--- Instructions to follow ---
Scan the listing below. Report each line that includes "affaire".

BEGIN Material for this exercise

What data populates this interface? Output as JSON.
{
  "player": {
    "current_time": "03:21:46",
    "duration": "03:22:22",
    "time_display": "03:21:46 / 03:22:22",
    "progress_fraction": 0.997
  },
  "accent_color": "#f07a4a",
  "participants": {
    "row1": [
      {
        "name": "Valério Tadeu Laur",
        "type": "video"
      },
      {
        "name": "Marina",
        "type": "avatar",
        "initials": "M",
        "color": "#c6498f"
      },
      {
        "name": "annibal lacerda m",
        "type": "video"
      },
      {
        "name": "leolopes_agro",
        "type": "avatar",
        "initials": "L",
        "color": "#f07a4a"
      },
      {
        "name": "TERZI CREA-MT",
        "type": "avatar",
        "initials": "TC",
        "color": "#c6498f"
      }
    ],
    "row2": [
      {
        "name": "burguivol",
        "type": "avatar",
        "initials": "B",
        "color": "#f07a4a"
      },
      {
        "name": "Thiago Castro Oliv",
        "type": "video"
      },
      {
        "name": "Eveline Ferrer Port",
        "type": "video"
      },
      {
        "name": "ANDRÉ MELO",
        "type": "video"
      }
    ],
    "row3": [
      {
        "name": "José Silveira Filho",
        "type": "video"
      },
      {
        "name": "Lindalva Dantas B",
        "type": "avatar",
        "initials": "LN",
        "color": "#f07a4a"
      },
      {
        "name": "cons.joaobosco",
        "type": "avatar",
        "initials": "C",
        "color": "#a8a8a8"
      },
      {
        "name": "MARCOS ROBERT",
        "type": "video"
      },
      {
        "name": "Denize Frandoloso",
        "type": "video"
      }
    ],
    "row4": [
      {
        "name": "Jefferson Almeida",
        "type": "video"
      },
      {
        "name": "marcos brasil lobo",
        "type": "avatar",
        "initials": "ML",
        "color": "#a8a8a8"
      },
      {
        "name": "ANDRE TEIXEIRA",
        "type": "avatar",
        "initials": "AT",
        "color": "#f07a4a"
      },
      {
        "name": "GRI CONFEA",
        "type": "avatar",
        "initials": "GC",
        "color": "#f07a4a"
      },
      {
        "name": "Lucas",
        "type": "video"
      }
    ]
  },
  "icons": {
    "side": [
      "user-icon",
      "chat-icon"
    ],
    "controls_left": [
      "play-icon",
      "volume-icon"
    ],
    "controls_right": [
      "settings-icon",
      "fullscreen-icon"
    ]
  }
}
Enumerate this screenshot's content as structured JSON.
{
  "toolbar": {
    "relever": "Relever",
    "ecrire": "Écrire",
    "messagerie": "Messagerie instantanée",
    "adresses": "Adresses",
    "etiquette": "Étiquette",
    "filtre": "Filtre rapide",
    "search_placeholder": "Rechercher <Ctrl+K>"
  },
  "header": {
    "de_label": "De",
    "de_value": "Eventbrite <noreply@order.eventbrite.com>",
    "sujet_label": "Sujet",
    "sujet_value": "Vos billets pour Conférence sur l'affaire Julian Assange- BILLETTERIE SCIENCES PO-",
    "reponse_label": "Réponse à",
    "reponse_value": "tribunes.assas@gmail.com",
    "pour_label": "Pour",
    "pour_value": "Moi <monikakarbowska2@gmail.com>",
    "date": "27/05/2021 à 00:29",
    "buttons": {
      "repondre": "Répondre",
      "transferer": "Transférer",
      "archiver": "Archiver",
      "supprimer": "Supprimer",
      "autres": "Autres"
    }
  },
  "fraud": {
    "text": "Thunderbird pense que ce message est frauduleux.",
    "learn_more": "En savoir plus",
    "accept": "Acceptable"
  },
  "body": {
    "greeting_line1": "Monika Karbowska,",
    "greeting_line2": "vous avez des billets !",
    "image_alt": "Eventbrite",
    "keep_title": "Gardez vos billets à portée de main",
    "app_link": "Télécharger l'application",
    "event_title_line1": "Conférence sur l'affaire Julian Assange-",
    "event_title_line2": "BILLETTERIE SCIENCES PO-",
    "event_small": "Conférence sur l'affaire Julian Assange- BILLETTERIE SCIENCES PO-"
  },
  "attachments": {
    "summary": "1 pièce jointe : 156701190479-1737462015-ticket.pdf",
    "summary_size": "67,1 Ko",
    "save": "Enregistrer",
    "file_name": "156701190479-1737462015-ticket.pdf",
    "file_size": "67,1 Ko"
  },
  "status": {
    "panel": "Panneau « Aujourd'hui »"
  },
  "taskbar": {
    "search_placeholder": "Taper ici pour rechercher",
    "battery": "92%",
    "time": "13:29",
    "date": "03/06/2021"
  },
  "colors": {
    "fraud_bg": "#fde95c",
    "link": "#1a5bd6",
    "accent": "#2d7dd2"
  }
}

END Material for this exercise

--- Response to this exercise ---
    "sujet_value": "Vos billets pour Conférence sur l'affaire Julian Assange- BILLETTERIE SCIENCES PO-",
    "event_title_line1": "Conférence sur l'affaire Julian Assange-",
    "event_small": "Conférence sur l'affaire Julian Assange- BILLETTERIE SCIENCES PO-"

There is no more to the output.